• PROVIDED RECORDS:
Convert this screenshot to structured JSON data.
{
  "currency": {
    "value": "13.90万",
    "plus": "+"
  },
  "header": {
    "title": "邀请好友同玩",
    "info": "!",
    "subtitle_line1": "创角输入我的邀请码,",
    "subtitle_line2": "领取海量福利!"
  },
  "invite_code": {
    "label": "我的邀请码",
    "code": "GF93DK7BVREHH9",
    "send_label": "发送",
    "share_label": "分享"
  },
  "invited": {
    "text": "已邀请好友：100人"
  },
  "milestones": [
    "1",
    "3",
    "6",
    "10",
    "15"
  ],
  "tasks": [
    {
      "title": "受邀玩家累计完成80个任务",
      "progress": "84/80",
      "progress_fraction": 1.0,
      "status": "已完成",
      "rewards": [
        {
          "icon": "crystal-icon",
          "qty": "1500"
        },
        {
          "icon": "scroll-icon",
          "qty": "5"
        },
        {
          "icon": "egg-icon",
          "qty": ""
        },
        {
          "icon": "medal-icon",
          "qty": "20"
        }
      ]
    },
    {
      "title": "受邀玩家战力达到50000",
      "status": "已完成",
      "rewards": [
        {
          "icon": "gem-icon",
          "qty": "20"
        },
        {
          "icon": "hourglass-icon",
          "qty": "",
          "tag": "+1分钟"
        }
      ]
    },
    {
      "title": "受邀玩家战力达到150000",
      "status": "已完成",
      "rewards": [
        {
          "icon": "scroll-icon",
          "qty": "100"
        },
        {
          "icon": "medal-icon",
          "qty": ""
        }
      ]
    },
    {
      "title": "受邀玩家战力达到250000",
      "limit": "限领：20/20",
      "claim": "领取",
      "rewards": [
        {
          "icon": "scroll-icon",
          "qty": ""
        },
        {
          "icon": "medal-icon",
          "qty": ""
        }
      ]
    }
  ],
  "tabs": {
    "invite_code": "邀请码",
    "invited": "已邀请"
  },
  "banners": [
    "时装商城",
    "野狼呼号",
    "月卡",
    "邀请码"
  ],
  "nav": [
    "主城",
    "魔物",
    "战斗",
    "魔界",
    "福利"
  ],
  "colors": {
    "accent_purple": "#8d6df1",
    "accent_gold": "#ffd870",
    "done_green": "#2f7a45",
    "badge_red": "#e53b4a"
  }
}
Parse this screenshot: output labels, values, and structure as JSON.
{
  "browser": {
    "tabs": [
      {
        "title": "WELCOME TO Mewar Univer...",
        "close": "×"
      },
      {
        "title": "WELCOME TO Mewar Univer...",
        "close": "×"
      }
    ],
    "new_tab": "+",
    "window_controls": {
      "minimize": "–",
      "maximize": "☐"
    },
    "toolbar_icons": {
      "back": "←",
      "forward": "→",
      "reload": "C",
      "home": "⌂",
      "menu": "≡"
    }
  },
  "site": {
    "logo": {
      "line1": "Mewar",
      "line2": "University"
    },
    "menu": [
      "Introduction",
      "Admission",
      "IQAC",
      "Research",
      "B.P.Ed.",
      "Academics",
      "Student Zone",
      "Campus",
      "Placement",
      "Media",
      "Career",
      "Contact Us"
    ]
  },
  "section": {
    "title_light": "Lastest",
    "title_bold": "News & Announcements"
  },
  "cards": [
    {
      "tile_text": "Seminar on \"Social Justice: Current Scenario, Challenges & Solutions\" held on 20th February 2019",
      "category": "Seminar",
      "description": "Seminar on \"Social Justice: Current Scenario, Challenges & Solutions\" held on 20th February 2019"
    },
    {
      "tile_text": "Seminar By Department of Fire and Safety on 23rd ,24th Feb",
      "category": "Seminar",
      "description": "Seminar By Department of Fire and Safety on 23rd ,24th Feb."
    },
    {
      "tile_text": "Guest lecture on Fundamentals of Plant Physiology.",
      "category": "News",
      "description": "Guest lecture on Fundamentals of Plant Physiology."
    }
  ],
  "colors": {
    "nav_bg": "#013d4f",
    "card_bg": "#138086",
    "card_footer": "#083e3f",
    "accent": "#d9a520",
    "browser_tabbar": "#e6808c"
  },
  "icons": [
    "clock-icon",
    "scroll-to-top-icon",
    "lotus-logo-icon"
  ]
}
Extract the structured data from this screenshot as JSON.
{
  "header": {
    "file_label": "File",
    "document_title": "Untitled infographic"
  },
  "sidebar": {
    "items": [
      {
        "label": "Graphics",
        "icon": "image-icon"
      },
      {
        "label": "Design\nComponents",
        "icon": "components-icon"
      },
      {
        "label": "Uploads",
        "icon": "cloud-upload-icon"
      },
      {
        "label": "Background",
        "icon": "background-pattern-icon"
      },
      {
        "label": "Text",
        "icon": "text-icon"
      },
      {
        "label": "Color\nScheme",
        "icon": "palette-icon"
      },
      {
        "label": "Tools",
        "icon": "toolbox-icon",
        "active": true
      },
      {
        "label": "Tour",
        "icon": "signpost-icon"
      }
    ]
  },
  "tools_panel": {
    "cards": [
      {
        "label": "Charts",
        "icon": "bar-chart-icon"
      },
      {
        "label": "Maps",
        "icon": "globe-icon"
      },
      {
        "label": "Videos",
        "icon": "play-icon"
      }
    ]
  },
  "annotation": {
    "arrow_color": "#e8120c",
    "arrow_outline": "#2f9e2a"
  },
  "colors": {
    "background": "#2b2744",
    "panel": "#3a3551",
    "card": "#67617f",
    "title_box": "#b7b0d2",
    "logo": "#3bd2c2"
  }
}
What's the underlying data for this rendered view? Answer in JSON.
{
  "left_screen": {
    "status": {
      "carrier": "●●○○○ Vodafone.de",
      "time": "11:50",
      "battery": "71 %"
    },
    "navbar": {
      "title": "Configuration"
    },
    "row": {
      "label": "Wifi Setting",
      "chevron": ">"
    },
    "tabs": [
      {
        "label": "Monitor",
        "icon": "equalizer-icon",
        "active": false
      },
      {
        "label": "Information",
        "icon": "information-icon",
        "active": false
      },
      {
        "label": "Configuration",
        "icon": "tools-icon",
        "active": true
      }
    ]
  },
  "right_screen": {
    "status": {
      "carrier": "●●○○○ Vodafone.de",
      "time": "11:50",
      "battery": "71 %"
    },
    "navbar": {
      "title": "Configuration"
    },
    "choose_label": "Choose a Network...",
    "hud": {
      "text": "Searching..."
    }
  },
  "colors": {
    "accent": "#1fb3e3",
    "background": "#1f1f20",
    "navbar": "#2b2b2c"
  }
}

• WORK TO DO: Count how many lines include the string "News". Nothing but the number is needed.

• FINISHED TASK: 2